>> Start DATASET ROWS
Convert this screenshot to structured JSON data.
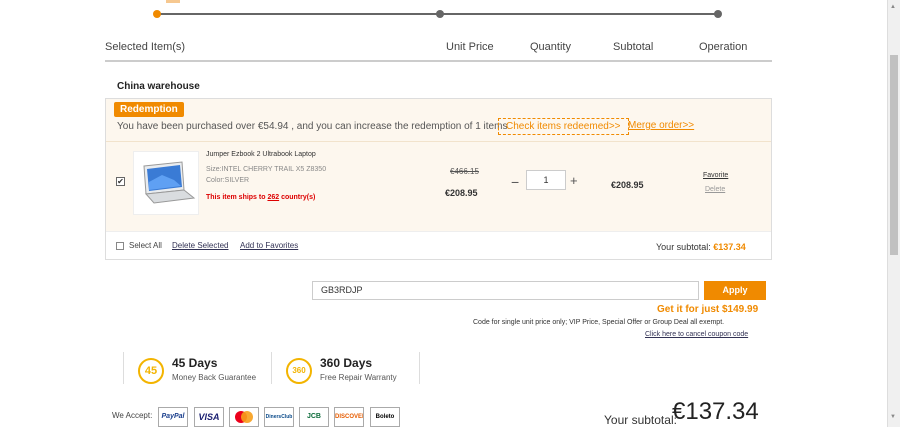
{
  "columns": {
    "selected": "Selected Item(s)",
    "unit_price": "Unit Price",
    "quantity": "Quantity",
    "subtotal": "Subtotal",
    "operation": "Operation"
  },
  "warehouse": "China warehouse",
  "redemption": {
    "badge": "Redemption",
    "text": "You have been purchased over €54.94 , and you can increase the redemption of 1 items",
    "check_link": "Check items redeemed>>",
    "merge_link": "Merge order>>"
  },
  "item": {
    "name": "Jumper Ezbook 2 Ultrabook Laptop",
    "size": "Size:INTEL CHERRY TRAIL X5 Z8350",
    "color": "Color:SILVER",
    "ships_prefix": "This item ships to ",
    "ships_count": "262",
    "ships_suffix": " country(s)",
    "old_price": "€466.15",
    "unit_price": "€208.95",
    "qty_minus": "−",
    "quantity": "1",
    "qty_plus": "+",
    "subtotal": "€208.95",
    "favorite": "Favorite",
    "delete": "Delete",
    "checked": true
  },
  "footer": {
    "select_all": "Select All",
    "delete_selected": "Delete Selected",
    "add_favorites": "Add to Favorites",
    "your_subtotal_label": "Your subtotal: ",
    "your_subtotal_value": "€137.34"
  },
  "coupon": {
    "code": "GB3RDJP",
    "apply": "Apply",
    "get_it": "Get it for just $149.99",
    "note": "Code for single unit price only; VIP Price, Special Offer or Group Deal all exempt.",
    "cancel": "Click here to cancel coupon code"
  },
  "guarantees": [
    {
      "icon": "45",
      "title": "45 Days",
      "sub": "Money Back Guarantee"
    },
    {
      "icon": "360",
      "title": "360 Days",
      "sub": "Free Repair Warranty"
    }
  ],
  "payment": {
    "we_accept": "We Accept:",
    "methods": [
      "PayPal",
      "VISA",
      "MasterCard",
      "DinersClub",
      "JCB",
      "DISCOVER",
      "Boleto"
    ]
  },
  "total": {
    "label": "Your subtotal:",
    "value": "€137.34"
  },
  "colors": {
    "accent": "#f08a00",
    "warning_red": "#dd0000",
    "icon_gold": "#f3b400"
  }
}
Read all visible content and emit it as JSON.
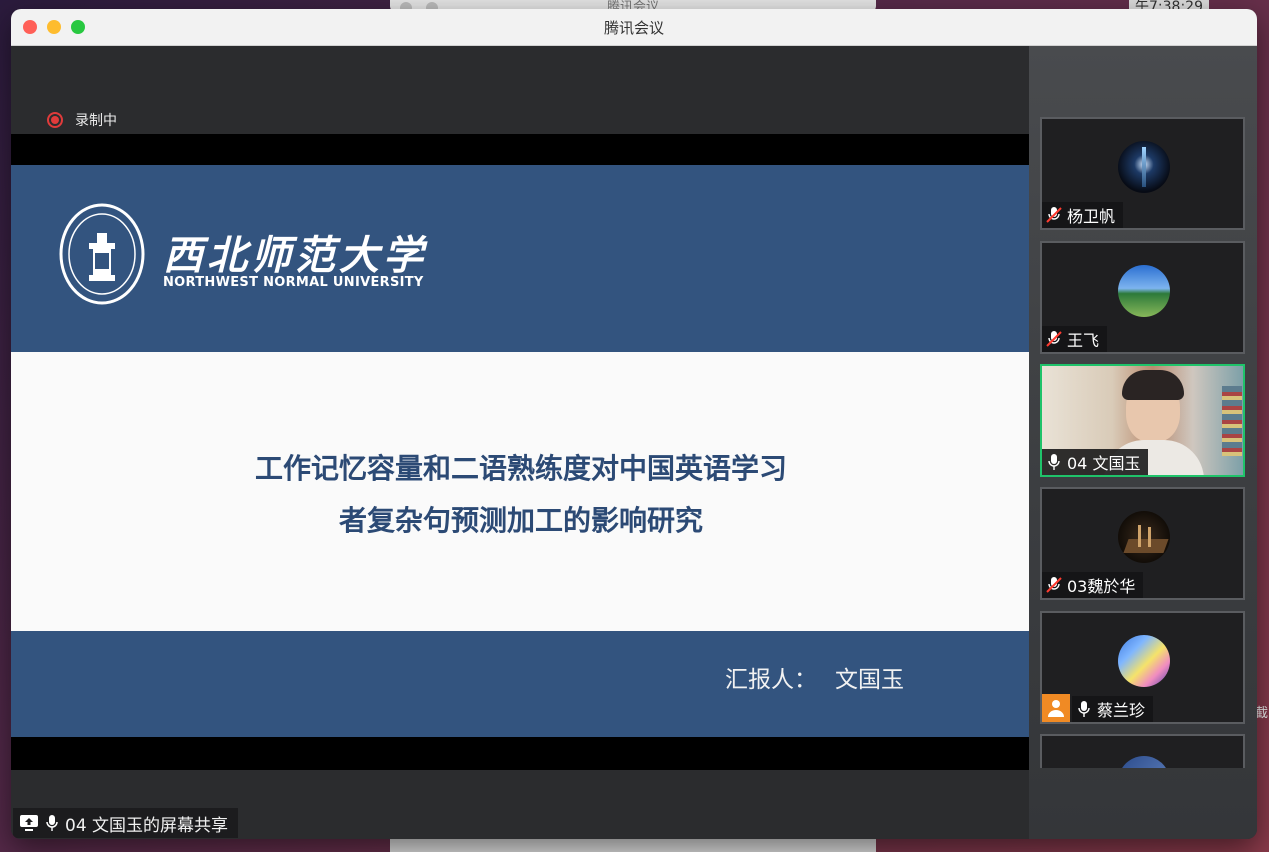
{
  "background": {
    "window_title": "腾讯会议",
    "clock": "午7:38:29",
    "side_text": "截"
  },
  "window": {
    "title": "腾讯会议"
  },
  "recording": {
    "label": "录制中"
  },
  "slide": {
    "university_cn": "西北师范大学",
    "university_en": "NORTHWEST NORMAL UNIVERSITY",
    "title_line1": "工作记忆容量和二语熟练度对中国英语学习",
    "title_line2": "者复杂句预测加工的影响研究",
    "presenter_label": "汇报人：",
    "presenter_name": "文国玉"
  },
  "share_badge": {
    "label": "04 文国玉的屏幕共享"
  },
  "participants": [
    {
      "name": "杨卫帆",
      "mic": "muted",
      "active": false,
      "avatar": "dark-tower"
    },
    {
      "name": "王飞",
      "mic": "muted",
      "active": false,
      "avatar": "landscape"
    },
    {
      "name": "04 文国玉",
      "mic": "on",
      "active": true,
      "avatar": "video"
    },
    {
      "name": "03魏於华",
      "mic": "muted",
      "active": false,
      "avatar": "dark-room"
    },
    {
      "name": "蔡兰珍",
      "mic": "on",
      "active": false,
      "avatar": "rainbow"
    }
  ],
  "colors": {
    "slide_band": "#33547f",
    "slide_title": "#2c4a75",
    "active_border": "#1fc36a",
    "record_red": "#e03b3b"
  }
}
>> End DATASET ROWS
*WHAT YOU WILL DO*: Quote every record above exactly, leaving out the pictures.

*RESULT OF THIS TASK*:
Convert this screenshot to structured JSON data.
{
  "columns": {
    "selected": "Selected Item(s)",
    "unit_price": "Unit Price",
    "quantity": "Quantity",
    "subtotal": "Subtotal",
    "operation": "Operation"
  },
  "warehouse": "China warehouse",
  "redemption": {
    "badge": "Redemption",
    "text": "You have been purchased over €54.94 , and you can increase the redemption of 1 items",
    "check_link": "Check items redeemed>>",
    "merge_link": "Merge order>>"
  },
  "item": {
    "name": "Jumper Ezbook 2 Ultrabook Laptop",
    "size": "Size:INTEL CHERRY TRAIL X5 Z8350",
    "color": "Color:SILVER",
    "ships_prefix": "This item ships to ",
    "ships_count": "262",
    "ships_suffix": " country(s)",
    "old_price": "€466.15",
    "unit_price": "€208.95",
    "qty_minus": "−",
    "quantity": "1",
    "qty_plus": "+",
    "subtotal": "€208.95",
    "favorite": "Favorite",
    "delete": "Delete",
    "checked": true
  },
  "footer": {
    "select_all": "Select All",
    "delete_selected": "Delete Selected",
    "add_favorites": "Add to Favorites",
    "your_subtotal_label": "Your subtotal: ",
    "your_subtotal_value": "€137.34"
  },
  "coupon": {
    "code": "GB3RDJP",
    "apply": "Apply",
    "get_it": "Get it for just $149.99",
    "note": "Code for single unit price only; VIP Price, Special Offer or Group Deal all exempt.",
    "cancel": "Click here to cancel coupon code"
  },
  "guarantees": [
    {
      "icon": "45",
      "title": "45 Days",
      "sub": "Money Back Guarantee"
    },
    {
      "icon": "360",
      "title": "360 Days",
      "sub": "Free Repair Warranty"
    }
  ],
  "payment": {
    "we_accept": "We Accept:",
    "methods": [
      "PayPal",
      "VISA",
      "MasterCard",
      "DinersClub",
      "JCB",
      "DISCOVER",
      "Boleto"
    ]
  },
  "total": {
    "label": "Your subtotal:",
    "value": "€137.34"
  },
  "colors": {
    "accent": "#f08a00",
    "warning_red": "#dd0000",
    "icon_gold": "#f3b400"
  }
}
Read all visible content and emit it as JSON.
{
  "background": {
    "window_title": "腾讯会议",
    "clock": "午7:38:29",
    "side_text": "截"
  },
  "window": {
    "title": "腾讯会议"
  },
  "recording": {
    "label": "录制中"
  },
  "slide": {
    "university_cn": "西北师范大学",
    "university_en": "NORTHWEST NORMAL UNIVERSITY",
    "title_line1": "工作记忆容量和二语熟练度对中国英语学习",
    "title_line2": "者复杂句预测加工的影响研究",
    "presenter_label": "汇报人：",
    "presenter_name": "文国玉"
  },
  "share_badge": {
    "label": "04 文国玉的屏幕共享"
  },
  "participants": [
    {
      "name": "杨卫帆",
      "mic": "muted",
      "active": false,
      "avatar": "dark-tower"
    },
    {
      "name": "王飞",
      "mic": "muted",
      "active": false,
      "avatar": "landscape"
    },
    {
      "name": "04 文国玉",
      "mic": "on",
      "active": true,
      "avatar": "video"
    },
    {
      "name": "03魏於华",
      "mic": "muted",
      "active": false,
      "avatar": "dark-room"
    },
    {
      "name": "蔡兰珍",
      "mic": "on",
      "active": false,
      "avatar": "rainbow"
    }
  ],
  "colors": {
    "slide_band": "#33547f",
    "slide_title": "#2c4a75",
    "active_border": "#1fc36a",
    "record_red": "#e03b3b"
  }
}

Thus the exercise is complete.